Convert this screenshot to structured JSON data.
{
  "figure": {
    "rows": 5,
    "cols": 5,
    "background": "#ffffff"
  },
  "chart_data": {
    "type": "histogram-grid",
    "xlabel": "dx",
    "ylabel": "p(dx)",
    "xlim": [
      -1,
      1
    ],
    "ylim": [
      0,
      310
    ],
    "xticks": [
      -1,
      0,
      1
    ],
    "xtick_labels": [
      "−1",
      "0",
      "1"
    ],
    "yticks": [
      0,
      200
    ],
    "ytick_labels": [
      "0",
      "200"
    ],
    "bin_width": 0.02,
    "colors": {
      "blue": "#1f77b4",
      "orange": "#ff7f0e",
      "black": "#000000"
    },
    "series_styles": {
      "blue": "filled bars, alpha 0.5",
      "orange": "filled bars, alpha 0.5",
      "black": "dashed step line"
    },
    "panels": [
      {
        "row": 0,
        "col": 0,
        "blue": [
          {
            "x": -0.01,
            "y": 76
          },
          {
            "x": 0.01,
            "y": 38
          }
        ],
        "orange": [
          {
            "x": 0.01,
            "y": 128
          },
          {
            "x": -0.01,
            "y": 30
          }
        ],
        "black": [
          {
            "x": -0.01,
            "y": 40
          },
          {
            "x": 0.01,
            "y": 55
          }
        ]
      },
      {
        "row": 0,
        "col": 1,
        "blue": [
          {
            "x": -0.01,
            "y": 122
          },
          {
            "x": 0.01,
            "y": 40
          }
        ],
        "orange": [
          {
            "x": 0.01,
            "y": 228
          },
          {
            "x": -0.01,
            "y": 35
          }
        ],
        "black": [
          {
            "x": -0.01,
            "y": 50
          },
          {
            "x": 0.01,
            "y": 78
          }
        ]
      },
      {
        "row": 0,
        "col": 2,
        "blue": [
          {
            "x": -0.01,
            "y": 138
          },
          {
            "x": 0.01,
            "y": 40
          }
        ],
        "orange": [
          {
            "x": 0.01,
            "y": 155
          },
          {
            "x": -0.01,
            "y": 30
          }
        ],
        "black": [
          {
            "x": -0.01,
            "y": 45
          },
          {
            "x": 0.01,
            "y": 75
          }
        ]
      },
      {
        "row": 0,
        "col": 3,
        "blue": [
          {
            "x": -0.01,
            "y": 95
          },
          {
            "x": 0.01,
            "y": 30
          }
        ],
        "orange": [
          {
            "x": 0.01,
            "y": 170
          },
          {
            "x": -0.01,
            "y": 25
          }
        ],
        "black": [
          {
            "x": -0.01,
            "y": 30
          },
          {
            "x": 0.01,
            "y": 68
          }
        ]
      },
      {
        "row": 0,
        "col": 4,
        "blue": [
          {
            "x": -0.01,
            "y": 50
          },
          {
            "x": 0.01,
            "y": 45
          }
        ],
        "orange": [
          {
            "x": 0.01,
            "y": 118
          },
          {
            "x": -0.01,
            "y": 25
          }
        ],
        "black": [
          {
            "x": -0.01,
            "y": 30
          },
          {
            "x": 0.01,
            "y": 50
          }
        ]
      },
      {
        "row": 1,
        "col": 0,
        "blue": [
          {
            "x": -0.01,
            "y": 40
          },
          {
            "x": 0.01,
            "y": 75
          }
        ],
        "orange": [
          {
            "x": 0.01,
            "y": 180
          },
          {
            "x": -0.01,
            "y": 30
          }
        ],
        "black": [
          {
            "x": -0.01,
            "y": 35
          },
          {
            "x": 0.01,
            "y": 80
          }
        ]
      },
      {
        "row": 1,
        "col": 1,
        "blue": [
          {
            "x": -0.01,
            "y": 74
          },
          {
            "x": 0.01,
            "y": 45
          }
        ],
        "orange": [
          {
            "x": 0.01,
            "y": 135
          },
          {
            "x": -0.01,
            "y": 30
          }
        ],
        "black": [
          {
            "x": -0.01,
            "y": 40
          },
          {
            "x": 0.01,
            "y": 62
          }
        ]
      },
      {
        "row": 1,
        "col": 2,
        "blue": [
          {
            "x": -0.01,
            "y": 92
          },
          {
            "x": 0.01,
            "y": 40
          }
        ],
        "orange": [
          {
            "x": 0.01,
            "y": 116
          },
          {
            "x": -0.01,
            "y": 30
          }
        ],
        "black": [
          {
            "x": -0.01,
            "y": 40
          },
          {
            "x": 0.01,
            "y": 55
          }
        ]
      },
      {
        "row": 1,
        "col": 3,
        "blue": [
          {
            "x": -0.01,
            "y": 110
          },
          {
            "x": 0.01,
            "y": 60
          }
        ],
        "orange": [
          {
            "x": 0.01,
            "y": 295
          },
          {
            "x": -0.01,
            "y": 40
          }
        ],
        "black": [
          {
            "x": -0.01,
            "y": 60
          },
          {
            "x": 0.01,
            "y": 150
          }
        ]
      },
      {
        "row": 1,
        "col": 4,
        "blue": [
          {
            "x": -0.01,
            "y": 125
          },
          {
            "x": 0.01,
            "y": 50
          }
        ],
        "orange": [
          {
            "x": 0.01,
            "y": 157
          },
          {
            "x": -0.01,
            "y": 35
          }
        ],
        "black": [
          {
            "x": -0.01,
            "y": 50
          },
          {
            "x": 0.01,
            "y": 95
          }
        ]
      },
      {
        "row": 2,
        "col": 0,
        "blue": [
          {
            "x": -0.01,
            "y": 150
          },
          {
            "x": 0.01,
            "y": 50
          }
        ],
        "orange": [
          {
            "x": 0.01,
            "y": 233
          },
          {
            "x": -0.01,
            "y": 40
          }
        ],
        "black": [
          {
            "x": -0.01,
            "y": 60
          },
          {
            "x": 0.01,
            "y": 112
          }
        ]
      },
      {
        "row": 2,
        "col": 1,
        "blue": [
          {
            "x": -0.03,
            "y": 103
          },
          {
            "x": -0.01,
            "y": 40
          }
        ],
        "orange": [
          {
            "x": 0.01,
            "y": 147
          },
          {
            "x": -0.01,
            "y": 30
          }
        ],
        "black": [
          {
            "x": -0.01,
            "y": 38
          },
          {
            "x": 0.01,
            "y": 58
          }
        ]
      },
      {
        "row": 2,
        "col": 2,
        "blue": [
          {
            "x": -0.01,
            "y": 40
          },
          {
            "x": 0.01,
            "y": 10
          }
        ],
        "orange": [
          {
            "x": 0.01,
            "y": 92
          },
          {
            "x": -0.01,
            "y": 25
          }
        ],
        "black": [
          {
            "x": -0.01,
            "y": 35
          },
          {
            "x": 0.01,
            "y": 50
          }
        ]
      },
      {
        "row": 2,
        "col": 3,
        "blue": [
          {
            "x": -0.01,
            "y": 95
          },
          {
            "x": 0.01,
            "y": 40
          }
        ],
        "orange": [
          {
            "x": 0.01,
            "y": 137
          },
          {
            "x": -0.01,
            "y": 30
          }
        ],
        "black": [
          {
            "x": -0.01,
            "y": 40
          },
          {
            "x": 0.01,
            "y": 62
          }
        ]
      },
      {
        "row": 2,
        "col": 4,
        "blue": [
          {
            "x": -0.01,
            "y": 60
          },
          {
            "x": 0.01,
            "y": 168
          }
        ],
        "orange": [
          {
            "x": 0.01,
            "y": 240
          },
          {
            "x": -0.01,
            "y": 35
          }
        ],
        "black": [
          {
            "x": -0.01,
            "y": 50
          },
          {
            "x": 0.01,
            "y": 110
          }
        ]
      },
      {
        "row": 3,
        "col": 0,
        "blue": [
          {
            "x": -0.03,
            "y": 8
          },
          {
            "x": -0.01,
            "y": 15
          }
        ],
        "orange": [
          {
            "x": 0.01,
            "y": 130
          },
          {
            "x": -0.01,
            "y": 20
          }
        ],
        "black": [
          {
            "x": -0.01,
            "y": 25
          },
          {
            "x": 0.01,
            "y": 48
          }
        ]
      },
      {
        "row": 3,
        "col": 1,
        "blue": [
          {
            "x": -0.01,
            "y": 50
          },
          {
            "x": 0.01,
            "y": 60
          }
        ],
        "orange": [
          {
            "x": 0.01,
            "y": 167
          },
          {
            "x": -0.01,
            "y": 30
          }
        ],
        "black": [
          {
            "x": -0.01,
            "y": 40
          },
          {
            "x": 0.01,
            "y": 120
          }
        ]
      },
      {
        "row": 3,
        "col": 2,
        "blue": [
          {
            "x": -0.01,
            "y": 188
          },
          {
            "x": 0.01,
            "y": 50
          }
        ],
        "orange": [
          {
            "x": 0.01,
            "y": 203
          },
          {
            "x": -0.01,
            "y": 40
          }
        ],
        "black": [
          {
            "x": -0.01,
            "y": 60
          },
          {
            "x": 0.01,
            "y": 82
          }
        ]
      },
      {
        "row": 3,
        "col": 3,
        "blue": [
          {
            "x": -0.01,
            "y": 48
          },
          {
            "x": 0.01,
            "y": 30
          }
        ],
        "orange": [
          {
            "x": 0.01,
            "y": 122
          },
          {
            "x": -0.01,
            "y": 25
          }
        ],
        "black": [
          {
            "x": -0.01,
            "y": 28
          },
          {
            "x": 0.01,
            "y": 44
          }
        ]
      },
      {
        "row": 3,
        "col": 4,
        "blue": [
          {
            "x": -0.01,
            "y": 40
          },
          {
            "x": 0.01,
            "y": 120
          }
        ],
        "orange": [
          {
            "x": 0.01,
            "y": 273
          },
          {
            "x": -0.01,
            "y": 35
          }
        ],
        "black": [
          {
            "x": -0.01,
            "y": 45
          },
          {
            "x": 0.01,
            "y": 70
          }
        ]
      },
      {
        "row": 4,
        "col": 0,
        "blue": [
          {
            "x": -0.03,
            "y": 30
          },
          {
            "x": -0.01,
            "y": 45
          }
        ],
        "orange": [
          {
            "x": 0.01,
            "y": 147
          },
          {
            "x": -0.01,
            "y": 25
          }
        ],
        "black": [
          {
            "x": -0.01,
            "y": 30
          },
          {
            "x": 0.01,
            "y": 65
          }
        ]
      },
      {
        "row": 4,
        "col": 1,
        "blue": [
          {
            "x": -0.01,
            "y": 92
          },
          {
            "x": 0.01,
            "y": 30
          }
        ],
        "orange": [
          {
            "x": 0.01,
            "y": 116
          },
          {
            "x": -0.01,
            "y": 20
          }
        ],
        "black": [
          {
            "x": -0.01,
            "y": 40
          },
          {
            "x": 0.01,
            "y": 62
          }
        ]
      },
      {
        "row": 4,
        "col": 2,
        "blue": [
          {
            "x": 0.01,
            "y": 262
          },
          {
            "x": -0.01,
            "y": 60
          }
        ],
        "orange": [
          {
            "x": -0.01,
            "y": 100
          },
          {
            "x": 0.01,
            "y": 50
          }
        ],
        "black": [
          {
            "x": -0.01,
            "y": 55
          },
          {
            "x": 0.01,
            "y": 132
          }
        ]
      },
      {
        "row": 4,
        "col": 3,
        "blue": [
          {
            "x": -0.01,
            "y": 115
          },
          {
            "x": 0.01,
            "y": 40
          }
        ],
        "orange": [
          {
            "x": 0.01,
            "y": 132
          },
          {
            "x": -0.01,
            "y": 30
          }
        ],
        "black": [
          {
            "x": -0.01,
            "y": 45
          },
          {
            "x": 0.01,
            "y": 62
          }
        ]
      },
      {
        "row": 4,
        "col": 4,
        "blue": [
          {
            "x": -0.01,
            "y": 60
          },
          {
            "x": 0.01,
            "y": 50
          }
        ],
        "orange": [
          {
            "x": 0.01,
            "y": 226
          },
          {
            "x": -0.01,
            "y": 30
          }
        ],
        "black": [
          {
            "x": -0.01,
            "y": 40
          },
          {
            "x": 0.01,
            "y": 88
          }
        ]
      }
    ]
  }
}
◇ ◇ ◇ ◇ ◇ ◇ ◇
* [WORK INSTRUCTIONS] Pull out all lines from the entries above that include the word "alpha".

* [OUTPUT BELOW]
      "blue": "filled bars, alpha 0.5",
      "orange": "filled bars, alpha 0.5",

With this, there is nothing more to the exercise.